____ RECORDS TO USE

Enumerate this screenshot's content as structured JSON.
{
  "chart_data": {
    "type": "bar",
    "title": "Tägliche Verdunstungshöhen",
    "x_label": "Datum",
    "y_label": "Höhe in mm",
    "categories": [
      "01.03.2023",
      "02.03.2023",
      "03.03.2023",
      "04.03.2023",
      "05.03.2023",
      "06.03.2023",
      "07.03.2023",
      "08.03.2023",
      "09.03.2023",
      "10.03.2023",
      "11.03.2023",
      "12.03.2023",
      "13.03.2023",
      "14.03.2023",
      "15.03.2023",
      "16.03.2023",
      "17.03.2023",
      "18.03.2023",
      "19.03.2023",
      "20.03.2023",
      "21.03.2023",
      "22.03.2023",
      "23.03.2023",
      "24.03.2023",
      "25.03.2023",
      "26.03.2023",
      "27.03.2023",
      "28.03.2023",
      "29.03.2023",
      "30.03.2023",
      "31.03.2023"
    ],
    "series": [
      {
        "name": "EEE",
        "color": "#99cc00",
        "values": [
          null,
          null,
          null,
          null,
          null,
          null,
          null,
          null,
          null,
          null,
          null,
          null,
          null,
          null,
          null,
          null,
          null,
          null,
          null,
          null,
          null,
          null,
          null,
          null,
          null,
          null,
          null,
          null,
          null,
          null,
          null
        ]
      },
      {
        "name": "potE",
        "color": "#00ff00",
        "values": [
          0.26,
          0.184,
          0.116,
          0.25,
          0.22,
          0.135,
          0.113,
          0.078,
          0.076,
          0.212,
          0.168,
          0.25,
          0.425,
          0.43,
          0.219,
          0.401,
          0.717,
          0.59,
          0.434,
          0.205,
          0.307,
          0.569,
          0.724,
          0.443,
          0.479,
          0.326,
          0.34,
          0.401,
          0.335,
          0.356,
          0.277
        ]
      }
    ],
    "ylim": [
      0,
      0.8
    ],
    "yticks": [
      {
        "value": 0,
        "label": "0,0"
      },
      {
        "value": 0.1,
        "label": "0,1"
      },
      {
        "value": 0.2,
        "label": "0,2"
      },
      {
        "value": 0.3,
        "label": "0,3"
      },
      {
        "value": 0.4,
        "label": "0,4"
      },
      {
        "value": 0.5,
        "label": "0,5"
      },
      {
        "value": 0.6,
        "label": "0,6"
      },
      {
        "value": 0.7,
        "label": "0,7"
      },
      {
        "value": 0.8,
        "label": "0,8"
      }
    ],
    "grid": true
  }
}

________

▸ **THE TASK**:
Every record shown above must be echoed exactly.

▸ **OUTPUT FOR THIS TASK**:
Enumerate this screenshot's content as structured JSON.
{
  "chart_data": {
    "type": "bar",
    "title": "Tägliche Verdunstungshöhen",
    "x_label": "Datum",
    "y_label": "Höhe in mm",
    "categories": [
      "01.03.2023",
      "02.03.2023",
      "03.03.2023",
      "04.03.2023",
      "05.03.2023",
      "06.03.2023",
      "07.03.2023",
      "08.03.2023",
      "09.03.2023",
      "10.03.2023",
      "11.03.2023",
      "12.03.2023",
      "13.03.2023",
      "14.03.2023",
      "15.03.2023",
      "16.03.2023",
      "17.03.2023",
      "18.03.2023",
      "19.03.2023",
      "20.03.2023",
      "21.03.2023",
      "22.03.2023",
      "23.03.2023",
      "24.03.2023",
      "25.03.2023",
      "26.03.2023",
      "27.03.2023",
      "28.03.2023",
      "29.03.2023",
      "30.03.2023",
      "31.03.2023"
    ],
    "series": [
      {
        "name": "EEE",
        "color": "#99cc00",
        "values": [
          null,
          null,
          null,
          null,
          null,
          null,
          null,
          null,
          null,
          null,
          null,
          null,
          null,
          null,
          null,
          null,
          null,
          null,
          null,
          null,
          null,
          null,
          null,
          null,
          null,
          null,
          null,
          null,
          null,
          null,
          null
        ]
      },
      {
        "name": "potE",
        "color": "#00ff00",
        "values": [
          0.26,
          0.184,
          0.116,
          0.25,
          0.22,
          0.135,
          0.113,
          0.078,
          0.076,
          0.212,
          0.168,
          0.25,
          0.425,
          0.43,
          0.219,
          0.401,
          0.717,
          0.59,
          0.434,
          0.205,
          0.307,
          0.569,
          0.724,
          0.443,
          0.479,
          0.326,
          0.34,
          0.401,
          0.335,
          0.356,
          0.277
        ]
      }
    ],
    "ylim": [
      0,
      0.8
    ],
    "yticks": [
      {
        "value": 0,
        "label": "0,0"
      },
      {
        "value": 0.1,
        "label": "0,1"
      },
      {
        "value": 0.2,
        "label": "0,2"
      },
      {
        "value": 0.3,
        "label": "0,3"
      },
      {
        "value": 0.4,
        "label": "0,4"
      },
      {
        "value": 0.5,
        "label": "0,5"
      },
      {
        "value": 0.6,
        "label": "0,6"
      },
      {
        "value": 0.7,
        "label": "0,7"
      },
      {
        "value": 0.8,
        "label": "0,8"
      }
    ],
    "grid": true
  }
}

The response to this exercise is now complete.